### [REQUIREMENTS]
Find the lines that hold the word "Mediadesign" and return them.

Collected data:

>> START

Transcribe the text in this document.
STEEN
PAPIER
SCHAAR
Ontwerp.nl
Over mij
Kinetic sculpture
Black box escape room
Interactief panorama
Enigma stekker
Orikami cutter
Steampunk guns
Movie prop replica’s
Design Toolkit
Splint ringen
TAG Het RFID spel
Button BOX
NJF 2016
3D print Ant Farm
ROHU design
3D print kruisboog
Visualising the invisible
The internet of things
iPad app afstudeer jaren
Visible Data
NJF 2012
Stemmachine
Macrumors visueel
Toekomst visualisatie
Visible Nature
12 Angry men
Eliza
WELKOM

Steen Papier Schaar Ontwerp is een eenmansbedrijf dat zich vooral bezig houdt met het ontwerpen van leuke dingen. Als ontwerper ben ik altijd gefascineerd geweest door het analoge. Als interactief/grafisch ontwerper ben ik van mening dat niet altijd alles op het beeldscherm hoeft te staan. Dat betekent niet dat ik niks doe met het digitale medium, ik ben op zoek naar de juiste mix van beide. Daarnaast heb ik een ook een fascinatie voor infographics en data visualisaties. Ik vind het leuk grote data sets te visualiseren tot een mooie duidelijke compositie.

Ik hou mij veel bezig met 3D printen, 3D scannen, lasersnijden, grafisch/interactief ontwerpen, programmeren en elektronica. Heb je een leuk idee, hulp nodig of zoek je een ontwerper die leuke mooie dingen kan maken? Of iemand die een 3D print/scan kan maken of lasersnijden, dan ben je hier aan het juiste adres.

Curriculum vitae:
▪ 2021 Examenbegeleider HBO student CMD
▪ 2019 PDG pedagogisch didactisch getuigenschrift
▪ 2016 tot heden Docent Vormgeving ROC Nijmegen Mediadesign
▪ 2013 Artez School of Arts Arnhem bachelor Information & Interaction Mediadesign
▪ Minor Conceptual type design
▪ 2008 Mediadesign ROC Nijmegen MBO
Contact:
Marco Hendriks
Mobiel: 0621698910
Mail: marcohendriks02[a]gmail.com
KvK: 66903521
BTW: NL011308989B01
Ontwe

>> END

### [IN RESPONSE]
▪ 2016 tot heden Docent Vormgeving ROC Nijmegen Mediadesign
▪ 2013 Artez School of Arts Arnhem bachelor Information & Interaction Mediadesign
▪ 2008 Mediadesign ROC Nijmegen MBO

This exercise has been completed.